Do this -
Each record must be reproduced exactly as it is shown.

____

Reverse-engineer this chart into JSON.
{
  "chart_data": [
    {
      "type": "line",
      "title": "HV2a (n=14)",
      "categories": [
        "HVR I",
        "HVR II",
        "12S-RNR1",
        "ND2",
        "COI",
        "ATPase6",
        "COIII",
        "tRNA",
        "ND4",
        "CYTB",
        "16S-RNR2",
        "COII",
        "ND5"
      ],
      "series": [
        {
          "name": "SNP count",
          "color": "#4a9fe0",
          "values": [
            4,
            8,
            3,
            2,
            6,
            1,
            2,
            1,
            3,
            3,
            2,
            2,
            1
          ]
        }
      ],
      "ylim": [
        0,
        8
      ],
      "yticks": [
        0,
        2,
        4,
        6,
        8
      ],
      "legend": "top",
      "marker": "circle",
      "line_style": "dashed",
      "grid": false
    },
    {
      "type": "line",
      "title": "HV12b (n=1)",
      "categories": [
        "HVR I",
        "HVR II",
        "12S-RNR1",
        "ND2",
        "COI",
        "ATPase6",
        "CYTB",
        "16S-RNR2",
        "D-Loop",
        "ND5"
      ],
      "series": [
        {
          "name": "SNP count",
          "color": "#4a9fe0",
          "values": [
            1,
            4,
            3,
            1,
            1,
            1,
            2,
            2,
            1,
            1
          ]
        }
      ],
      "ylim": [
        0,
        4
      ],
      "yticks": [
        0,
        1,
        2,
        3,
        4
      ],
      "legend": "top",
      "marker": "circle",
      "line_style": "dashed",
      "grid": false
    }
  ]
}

____

Full solution -
Reverse-engineer this chart into JSON.
{
  "chart_data": [
    {
      "type": "line",
      "title": "HV2a (n=14)",
      "categories": [
        "HVR I",
        "HVR II",
        "12S-RNR1",
        "ND2",
        "COI",
        "ATPase6",
        "COIII",
        "tRNA",
        "ND4",
        "CYTB",
        "16S-RNR2",
        "COII",
        "ND5"
      ],
      "series": [
        {
          "name": "SNP count",
          "color": "#4a9fe0",
          "values": [
            4,
            8,
            3,
            2,
            6,
            1,
            2,
            1,
            3,
            3,
            2,
            2,
            1
          ]
        }
      ],
      "ylim": [
        0,
        8
      ],
      "yticks": [
        0,
        2,
        4,
        6,
        8
      ],
      "legend": "top",
      "marker": "circle",
      "line_style": "dashed",
      "grid": false
    },
    {
      "type": "line",
      "title": "HV12b (n=1)",
      "categories": [
        "HVR I",
        "HVR II",
        "12S-RNR1",
        "ND2",
        "COI",
        "ATPase6",
        "CYTB",
        "16S-RNR2",
        "D-Loop",
        "ND5"
      ],
      "series": [
        {
          "name": "SNP count",
          "color": "#4a9fe0",
          "values": [
            1,
            4,
            3,
            1,
            1,
            1,
            2,
            2,
            1,
            1
          ]
        }
      ],
      "ylim": [
        0,
        4
      ],
      "yticks": [
        0,
        1,
        2,
        3,
        4
      ],
      "legend": "top",
      "marker": "circle",
      "line_style": "dashed",
      "grid": false
    }
  ]
}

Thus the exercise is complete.